(Data items)
_ _ _
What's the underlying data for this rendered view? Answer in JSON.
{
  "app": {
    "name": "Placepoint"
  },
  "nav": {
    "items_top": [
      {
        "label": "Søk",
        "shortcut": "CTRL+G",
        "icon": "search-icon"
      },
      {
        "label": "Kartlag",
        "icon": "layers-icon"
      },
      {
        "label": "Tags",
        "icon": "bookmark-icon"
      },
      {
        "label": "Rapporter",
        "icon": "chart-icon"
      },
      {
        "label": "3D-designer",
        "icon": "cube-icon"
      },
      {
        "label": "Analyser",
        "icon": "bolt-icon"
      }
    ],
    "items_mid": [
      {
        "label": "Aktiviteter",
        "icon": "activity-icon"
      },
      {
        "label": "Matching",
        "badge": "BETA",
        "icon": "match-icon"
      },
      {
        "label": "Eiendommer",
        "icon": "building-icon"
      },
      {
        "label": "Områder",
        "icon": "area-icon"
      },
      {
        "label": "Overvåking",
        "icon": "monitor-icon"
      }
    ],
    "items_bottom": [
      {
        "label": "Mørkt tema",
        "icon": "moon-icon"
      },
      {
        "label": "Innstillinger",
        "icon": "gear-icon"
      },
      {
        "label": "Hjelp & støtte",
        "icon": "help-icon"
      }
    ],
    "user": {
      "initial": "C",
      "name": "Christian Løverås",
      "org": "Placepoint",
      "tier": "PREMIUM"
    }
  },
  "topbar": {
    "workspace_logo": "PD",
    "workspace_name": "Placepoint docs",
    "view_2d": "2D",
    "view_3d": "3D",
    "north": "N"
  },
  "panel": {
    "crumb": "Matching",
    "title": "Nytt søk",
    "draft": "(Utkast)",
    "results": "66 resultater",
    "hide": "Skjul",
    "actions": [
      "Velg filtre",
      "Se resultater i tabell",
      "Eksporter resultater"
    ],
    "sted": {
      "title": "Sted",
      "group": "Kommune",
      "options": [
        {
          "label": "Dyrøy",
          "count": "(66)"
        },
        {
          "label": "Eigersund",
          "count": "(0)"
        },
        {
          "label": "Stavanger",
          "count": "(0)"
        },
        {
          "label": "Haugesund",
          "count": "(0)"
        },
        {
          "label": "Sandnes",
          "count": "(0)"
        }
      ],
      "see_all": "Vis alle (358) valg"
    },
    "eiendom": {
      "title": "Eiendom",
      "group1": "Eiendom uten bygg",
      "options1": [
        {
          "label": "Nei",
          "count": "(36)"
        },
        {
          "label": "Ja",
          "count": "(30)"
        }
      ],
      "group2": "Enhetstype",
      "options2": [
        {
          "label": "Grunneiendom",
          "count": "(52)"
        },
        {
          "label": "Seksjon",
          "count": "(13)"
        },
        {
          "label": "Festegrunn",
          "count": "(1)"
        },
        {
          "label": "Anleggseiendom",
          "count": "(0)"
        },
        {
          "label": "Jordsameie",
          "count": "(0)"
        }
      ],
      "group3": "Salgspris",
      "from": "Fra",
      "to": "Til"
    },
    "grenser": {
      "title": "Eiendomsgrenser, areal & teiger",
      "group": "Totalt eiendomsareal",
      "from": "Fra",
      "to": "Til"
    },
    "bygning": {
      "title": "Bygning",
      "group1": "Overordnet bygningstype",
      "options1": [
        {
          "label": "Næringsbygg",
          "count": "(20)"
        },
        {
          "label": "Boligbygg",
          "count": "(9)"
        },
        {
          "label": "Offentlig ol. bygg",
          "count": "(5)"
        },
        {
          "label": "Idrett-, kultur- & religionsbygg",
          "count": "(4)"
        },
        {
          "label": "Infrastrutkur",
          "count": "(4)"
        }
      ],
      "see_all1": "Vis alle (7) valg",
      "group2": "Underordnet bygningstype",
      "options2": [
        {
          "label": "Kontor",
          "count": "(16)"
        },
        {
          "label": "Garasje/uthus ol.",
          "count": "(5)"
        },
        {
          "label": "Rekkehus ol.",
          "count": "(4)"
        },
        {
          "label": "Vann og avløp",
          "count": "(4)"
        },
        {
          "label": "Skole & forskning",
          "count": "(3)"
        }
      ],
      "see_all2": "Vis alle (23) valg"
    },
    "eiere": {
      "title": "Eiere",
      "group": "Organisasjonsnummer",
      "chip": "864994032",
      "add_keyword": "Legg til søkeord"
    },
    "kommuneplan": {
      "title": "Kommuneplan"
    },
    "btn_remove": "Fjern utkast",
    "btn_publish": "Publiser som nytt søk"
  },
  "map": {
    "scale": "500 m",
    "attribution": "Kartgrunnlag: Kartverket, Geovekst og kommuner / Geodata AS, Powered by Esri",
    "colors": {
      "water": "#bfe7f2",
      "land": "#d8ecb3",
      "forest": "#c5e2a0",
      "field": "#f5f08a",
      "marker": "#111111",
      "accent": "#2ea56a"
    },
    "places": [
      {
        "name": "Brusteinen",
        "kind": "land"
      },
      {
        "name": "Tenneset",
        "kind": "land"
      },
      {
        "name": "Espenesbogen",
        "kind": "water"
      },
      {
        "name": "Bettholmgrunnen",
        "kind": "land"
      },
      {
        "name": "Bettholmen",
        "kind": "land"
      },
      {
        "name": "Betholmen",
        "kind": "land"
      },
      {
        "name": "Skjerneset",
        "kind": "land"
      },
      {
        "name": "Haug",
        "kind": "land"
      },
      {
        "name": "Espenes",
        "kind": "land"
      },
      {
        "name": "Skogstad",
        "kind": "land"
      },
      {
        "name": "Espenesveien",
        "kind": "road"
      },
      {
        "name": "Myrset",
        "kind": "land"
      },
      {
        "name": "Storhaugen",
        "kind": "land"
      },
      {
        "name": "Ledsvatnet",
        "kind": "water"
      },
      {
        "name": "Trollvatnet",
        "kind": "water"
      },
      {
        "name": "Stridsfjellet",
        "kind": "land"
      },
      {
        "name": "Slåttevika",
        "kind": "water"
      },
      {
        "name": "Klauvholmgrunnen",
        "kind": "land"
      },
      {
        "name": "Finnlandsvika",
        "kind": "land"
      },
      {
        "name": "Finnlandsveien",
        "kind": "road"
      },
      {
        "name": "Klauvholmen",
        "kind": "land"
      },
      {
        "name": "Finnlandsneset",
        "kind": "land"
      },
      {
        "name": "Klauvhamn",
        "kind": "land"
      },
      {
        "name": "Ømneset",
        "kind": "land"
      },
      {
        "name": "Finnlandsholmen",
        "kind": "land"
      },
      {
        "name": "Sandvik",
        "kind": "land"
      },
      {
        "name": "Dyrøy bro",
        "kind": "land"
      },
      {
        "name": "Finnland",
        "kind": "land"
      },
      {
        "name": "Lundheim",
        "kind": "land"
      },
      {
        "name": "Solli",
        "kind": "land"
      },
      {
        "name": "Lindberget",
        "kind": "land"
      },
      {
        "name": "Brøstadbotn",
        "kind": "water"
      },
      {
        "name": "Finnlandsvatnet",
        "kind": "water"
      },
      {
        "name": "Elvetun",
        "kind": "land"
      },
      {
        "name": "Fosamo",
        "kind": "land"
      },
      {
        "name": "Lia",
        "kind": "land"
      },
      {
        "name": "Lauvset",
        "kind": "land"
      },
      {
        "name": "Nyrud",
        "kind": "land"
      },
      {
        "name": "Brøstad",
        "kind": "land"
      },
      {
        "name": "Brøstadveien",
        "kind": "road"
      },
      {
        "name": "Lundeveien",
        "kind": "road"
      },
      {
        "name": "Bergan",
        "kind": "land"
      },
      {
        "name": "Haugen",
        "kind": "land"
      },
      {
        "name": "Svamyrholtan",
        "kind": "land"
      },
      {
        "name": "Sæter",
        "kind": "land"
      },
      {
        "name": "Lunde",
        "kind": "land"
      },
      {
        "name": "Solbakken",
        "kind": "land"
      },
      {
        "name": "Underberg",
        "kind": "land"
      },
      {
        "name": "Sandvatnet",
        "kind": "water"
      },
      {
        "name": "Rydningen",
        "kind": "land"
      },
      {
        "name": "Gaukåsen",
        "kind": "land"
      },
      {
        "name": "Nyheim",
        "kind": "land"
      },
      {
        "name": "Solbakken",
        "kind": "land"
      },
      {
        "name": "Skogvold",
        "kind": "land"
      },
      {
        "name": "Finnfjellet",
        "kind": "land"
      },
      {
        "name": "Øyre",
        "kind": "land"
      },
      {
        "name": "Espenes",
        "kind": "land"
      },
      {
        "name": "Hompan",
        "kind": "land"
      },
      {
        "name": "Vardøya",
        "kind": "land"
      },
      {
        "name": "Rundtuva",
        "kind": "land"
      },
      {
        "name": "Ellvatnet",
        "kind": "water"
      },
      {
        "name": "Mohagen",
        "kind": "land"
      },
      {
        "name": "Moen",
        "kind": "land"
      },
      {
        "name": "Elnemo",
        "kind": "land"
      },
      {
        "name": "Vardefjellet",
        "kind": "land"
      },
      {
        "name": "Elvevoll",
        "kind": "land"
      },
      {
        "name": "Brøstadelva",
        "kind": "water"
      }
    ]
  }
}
_ _ _
## WHAT YOU ARE ASKED TO DO
Pull every line containing the word "resultater" out of the entries above.

## EXERCISE ANSWER
    "results": "66 resultater",
      "Se resultater i tabell",
      "Eksporter resultater"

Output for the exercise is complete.